■ Trecho do documento:
┏━━
Era uma vez o devido processo legal que foi destruído pelo seu inimigo Estado de Exceção: A morte do Estado Democrático de Direito

13/07/2017

Por Geovane Peixoto - 13/07/2017

A triste decisão proferida pelo “paladino da justiça da república de Curitiba” me fez pensar em um novo conto de fadas, como intitulado acima. Claro que alguns, antes de sequer se dar o trabalho de ler, como é cada vez mais usual hoje, vão de cara classificar esse texto como algo “ideológico” ou partidário (e podia até ser mesmo), mas o que contarei é a triste história de um “assassinato”.

Há muito tempo atrás, em 1215, com a edição da Magna Charta, acontece a incorporação definitiva ao direito do princípio do devido processo legal, mesmo considerando que:

A noção de devido processo legal como cláusula de proteção contra a tirania é ainda mais antiga: remonta ao Édito de Conrado II (decreto Feudal Alemão de 1037 d.C.), no qual pela primeira vez se regisrtra por escrito a ideia de que até mesmo o Imperador está submetido às “leis do império”.[1]

A necessidade de respeito aos ritos e garantias processuais, então, no paradigma ocidental, se constrói, desde então, como algo precípuo, e até mesmo inerente ao Estado de Direito, pois “se a história das penas é uma história dos horrores, a história dos julgamentos é uma história de erros; e não só de erros, mas também de sofrimentos e abusos”[2].
┗━━
■ Material fornecido:
┏━━
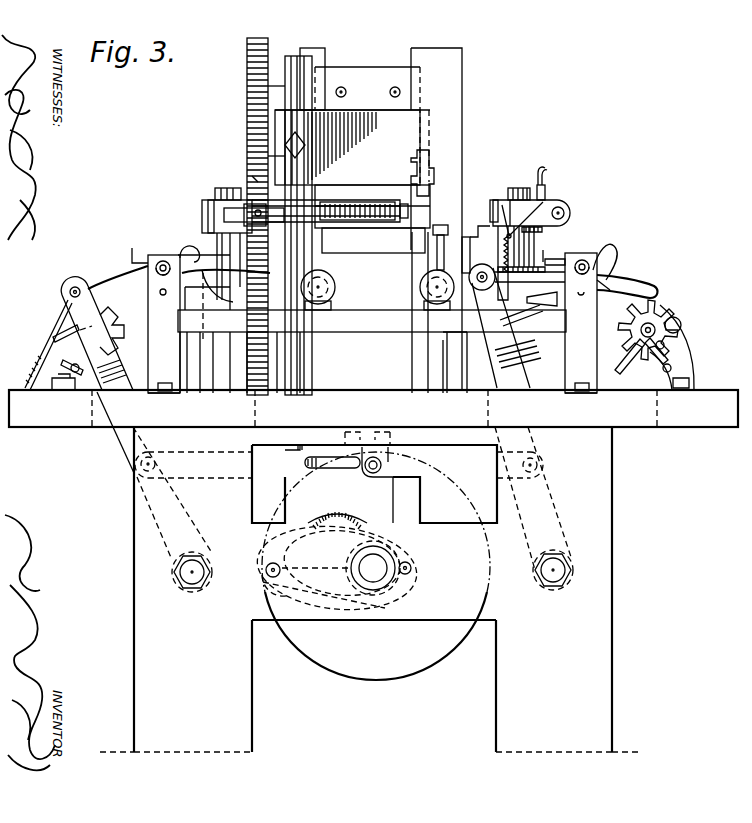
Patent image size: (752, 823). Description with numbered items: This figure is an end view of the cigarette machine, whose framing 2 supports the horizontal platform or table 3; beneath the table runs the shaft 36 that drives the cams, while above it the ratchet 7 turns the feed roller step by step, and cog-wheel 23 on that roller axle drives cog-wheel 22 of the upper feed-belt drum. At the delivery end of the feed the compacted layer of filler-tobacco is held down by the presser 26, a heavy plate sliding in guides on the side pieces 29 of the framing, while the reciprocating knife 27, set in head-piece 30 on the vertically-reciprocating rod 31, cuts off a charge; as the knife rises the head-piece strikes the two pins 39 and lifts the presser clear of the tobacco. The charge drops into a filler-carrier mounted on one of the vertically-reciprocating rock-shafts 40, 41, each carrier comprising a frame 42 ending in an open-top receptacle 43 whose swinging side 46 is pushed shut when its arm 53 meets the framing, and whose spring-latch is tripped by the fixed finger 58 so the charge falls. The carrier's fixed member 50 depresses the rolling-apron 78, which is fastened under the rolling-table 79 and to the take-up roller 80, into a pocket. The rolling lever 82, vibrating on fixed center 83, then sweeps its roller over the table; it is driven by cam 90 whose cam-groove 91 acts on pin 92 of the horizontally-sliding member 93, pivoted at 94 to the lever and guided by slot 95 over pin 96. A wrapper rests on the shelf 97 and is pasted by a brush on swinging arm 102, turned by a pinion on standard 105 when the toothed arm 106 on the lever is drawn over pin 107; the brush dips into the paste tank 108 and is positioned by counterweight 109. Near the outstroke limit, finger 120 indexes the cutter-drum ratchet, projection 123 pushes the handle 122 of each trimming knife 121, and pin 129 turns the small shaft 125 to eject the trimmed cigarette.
┗━━
■ Instruções do exercício:
Segundo o texto sobre o devido processo legal, a que decreto e de que ano remonta a noção de devido processo legal como proteção contra a tirania?

■ Exercício resolvido:
Ao Édito de Conrado II, decreto feudal alemão de 1037 d.C.